PROBLEM TO SOLVE — Repeat the material below exactly, line for line.

DATA SUPPLIED —

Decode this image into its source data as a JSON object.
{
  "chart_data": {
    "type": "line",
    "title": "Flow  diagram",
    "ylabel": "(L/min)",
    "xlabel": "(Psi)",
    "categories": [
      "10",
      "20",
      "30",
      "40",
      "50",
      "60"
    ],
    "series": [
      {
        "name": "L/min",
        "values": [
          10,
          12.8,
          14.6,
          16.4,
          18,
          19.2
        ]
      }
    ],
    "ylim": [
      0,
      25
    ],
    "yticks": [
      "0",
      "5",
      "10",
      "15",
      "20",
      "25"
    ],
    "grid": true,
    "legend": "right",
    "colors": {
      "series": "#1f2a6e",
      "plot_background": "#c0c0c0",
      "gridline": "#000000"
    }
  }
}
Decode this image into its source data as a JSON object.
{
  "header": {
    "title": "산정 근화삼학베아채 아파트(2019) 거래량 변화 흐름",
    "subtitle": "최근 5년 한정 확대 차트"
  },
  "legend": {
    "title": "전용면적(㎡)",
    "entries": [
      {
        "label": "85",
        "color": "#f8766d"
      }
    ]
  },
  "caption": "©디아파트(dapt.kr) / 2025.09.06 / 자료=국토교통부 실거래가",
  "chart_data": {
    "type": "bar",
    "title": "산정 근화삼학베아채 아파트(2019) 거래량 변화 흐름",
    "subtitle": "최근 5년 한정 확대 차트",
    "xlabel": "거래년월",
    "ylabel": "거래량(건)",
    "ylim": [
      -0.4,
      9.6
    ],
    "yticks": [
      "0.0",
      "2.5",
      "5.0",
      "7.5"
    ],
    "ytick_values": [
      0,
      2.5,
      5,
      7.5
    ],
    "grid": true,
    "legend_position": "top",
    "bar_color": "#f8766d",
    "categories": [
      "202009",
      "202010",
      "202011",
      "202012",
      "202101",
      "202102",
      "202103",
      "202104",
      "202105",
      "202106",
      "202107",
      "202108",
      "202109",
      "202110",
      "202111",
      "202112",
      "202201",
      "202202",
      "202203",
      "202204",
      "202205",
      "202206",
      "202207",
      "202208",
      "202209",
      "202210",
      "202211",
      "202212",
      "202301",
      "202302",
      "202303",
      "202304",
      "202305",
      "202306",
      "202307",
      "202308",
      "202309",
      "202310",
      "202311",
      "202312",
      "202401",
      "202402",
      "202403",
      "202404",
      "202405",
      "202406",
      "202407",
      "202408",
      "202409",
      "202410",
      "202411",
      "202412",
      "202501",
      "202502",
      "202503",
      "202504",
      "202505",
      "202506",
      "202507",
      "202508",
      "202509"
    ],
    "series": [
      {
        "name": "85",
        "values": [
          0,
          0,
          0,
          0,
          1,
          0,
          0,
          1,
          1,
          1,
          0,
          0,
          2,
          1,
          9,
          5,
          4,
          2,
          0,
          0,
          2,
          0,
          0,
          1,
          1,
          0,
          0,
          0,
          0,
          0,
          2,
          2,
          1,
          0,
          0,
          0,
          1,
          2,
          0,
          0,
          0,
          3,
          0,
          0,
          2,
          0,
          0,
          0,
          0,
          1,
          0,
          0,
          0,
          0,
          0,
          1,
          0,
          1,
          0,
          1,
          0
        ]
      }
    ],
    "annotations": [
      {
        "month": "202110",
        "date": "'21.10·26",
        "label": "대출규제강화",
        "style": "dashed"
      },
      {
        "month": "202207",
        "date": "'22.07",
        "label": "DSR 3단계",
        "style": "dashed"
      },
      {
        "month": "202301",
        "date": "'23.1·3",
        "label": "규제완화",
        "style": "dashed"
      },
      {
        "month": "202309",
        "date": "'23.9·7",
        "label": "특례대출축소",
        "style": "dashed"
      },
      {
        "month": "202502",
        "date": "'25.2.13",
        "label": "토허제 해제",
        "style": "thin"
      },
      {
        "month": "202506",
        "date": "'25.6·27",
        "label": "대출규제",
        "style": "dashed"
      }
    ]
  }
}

RESULT FOR THIS TASK —
Decode this image into its source data as a JSON object.
{
  "chart_data": {
    "type": "line",
    "title": "Flow  diagram",
    "ylabel": "(L/min)",
    "xlabel": "(Psi)",
    "categories": [
      "10",
      "20",
      "30",
      "40",
      "50",
      "60"
    ],
    "series": [
      {
        "name": "L/min",
        "values": [
          10,
          12.8,
          14.6,
          16.4,
          18,
          19.2
        ]
      }
    ],
    "ylim": [
      0,
      25
    ],
    "yticks": [
      "0",
      "5",
      "10",
      "15",
      "20",
      "25"
    ],
    "grid": true,
    "legend": "right",
    "colors": {
      "series": "#1f2a6e",
      "plot_background": "#c0c0c0",
      "gridline": "#000000"
    }
  }
}
Decode this image into its source data as a JSON object.
{
  "header": {
    "title": "산정 근화삼학베아채 아파트(2019) 거래량 변화 흐름",
    "subtitle": "최근 5년 한정 확대 차트"
  },
  "legend": {
    "title": "전용면적(㎡)",
    "entries": [
      {
        "label": "85",
        "color": "#f8766d"
      }
    ]
  },
  "caption": "©디아파트(dapt.kr) / 2025.09.06 / 자료=국토교통부 실거래가",
  "chart_data": {
    "type": "bar",
    "title": "산정 근화삼학베아채 아파트(2019) 거래량 변화 흐름",
    "subtitle": "최근 5년 한정 확대 차트",
    "xlabel": "거래년월",
    "ylabel": "거래량(건)",
    "ylim": [
      -0.4,
      9.6
    ],
    "yticks": [
      "0.0",
      "2.5",
      "5.0",
      "7.5"
    ],
    "ytick_values": [
      0,
      2.5,
      5,
      7.5
    ],
    "grid": true,
    "legend_position": "top",
    "bar_color": "#f8766d",
    "categories": [
      "202009",
      "202010",
      "202011",
      "202012",
      "202101",
      "202102",
      "202103",
      "202104",
      "202105",
      "202106",
      "202107",
      "202108",
      "202109",
      "202110",
      "202111",
      "202112",
      "202201",
      "202202",
      "202203",
      "202204",
      "202205",
      "202206",
      "202207",
      "202208",
      "202209",
      "202210",
      "202211",
      "202212",
      "202301",
      "202302",
      "202303",
      "202304",
      "202305",
      "202306",
      "202307",
      "202308",
      "202309",
      "202310",
      "202311",
      "202312",
      "202401",
      "202402",
      "202403",
      "202404",
      "202405",
      "202406",
      "202407",
      "202408",
      "202409",
      "202410",
      "202411",
      "202412",
      "202501",
      "202502",
      "202503",
      "202504",
      "202505",
      "202506",
      "202507",
      "202508",
      "202509"
    ],
    "series": [
      {
        "name": "85",
        "values": [
          0,
          0,
          0,
          0,
          1,
          0,
          0,
          1,
          1,
          1,
          0,
          0,
          2,
          1,
          9,
          5,
          4,
          2,
          0,
          0,
          2,
          0,
          0,
          1,
          1,
          0,
          0,
          0,
          0,
          0,
          2,
          2,
          1,
          0,
          0,
          0,
          1,
          2,
          0,
          0,
          0,
          3,
          0,
          0,
          2,
          0,
          0,
          0,
          0,
          1,
          0,
          0,
          0,
          0,
          0,
          1,
          0,
          1,
          0,
          1,
          0
        ]
      }
    ],
    "annotations": [
      {
        "month": "202110",
        "date": "'21.10·26",
        "label": "대출규제강화",
        "style": "dashed"
      },
      {
        "month": "202207",
        "date": "'22.07",
        "label": "DSR 3단계",
        "style": "dashed"
      },
      {
        "month": "202301",
        "date": "'23.1·3",
        "label": "규제완화",
        "style": "dashed"
      },
      {
        "month": "202309",
        "date": "'23.9·7",
        "label": "특례대출축소",
        "style": "dashed"
      },
      {
        "month": "202502",
        "date": "'25.2.13",
        "label": "토허제 해제",
        "style": "thin"
      },
      {
        "month": "202506",
        "date": "'25.6·27",
        "label": "대출규제",
        "style": "dashed"
      }
    ]
  }
}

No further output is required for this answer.